◆ Stated exercise: Please reproduce every record, keeping each one exactly as written.

◆ Extracted data:
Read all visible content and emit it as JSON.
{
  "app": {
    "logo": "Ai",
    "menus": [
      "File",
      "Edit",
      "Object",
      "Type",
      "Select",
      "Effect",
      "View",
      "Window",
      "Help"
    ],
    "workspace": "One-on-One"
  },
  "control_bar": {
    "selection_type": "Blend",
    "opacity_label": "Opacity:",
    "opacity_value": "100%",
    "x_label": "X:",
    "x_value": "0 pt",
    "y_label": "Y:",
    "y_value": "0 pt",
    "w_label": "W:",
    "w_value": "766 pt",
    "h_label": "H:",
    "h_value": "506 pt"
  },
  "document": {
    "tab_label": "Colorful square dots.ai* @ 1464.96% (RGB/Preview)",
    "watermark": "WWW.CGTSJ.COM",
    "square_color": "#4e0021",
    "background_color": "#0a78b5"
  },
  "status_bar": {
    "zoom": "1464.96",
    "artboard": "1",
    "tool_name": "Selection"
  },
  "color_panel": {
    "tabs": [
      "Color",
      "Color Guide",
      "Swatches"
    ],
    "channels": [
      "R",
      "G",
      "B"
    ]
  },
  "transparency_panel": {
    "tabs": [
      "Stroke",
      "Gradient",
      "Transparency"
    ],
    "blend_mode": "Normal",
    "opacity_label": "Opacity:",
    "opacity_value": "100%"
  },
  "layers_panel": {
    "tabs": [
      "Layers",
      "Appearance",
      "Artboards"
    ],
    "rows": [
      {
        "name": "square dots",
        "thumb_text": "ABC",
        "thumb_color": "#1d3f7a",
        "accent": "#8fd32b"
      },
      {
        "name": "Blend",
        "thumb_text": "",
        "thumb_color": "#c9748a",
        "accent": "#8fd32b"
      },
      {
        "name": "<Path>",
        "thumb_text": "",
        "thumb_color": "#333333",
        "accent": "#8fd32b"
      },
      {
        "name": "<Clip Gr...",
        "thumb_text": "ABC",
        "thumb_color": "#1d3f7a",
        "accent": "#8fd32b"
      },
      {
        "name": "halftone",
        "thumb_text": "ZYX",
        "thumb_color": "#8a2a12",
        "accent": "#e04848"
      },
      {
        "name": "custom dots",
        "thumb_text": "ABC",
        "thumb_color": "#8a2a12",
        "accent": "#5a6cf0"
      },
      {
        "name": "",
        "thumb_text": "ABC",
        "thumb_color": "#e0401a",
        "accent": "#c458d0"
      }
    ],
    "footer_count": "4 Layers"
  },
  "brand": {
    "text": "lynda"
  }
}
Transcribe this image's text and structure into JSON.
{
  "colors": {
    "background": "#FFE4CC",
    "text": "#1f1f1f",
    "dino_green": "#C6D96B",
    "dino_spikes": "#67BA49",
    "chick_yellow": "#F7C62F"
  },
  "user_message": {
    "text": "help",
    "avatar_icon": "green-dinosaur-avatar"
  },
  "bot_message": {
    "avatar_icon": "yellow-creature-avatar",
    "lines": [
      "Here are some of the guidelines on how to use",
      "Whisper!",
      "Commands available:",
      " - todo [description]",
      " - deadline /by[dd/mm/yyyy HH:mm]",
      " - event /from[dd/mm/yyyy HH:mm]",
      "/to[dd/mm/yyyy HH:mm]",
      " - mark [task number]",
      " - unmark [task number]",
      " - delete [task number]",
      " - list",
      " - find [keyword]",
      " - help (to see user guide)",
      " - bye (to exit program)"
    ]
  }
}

◆ Exercise result:
Read all visible content and emit it as JSON.
{
  "app": {
    "logo": "Ai",
    "menus": [
      "File",
      "Edit",
      "Object",
      "Type",
      "Select",
      "Effect",
      "View",
      "Window",
      "Help"
    ],
    "workspace": "One-on-One"
  },
  "control_bar": {
    "selection_type": "Blend",
    "opacity_label": "Opacity:",
    "opacity_value": "100%",
    "x_label": "X:",
    "x_value": "0 pt",
    "y_label": "Y:",
    "y_value": "0 pt",
    "w_label": "W:",
    "w_value": "766 pt",
    "h_label": "H:",
    "h_value": "506 pt"
  },
  "document": {
    "tab_label": "Colorful square dots.ai* @ 1464.96% (RGB/Preview)",
    "watermark": "WWW.CGTSJ.COM",
    "square_color": "#4e0021",
    "background_color": "#0a78b5"
  },
  "status_bar": {
    "zoom": "1464.96",
    "artboard": "1",
    "tool_name": "Selection"
  },
  "color_panel": {
    "tabs": [
      "Color",
      "Color Guide",
      "Swatches"
    ],
    "channels": [
      "R",
      "G",
      "B"
    ]
  },
  "transparency_panel": {
    "tabs": [
      "Stroke",
      "Gradient",
      "Transparency"
    ],
    "blend_mode": "Normal",
    "opacity_label": "Opacity:",
    "opacity_value": "100%"
  },
  "layers_panel": {
    "tabs": [
      "Layers",
      "Appearance",
      "Artboards"
    ],
    "rows": [
      {
        "name": "square dots",
        "thumb_text": "ABC",
        "thumb_color": "#1d3f7a",
        "accent": "#8fd32b"
      },
      {
        "name": "Blend",
        "thumb_text": "",
        "thumb_color": "#c9748a",
        "accent": "#8fd32b"
      },
      {
        "name": "<Path>",
        "thumb_text": "",
        "thumb_color": "#333333",
        "accent": "#8fd32b"
      },
      {
        "name": "<Clip Gr...",
        "thumb_text": "ABC",
        "thumb_color": "#1d3f7a",
        "accent": "#8fd32b"
      },
      {
        "name": "halftone",
        "thumb_text": "ZYX",
        "thumb_color": "#8a2a12",
        "accent": "#e04848"
      },
      {
        "name": "custom dots",
        "thumb_text": "ABC",
        "thumb_color": "#8a2a12",
        "accent": "#5a6cf0"
      },
      {
        "name": "",
        "thumb_text": "ABC",
        "thumb_color": "#e0401a",
        "accent": "#c458d0"
      }
    ],
    "footer_count": "4 Layers"
  },
  "brand": {
    "text": "lynda"
  }
}
Transcribe this image's text and structure into JSON.
{
  "colors": {
    "background": "#FFE4CC",
    "text": "#1f1f1f",
    "dino_green": "#C6D96B",
    "dino_spikes": "#67BA49",
    "chick_yellow": "#F7C62F"
  },
  "user_message": {
    "text": "help",
    "avatar_icon": "green-dinosaur-avatar"
  },
  "bot_message": {
    "avatar_icon": "yellow-creature-avatar",
    "lines": [
      "Here are some of the guidelines on how to use",
      "Whisper!",
      "Commands available:",
      " - todo [description]",
      " - deadline /by[dd/mm/yyyy HH:mm]",
      " - event /from[dd/mm/yyyy HH:mm]",
      "/to[dd/mm/yyyy HH:mm]",
      " - mark [task number]",
      " - unmark [task number]",
      " - delete [task number]",
      " - list",
      " - find [keyword]",
      " - help (to see user guide)",
      " - bye (to exit program)"
    ]
  }
}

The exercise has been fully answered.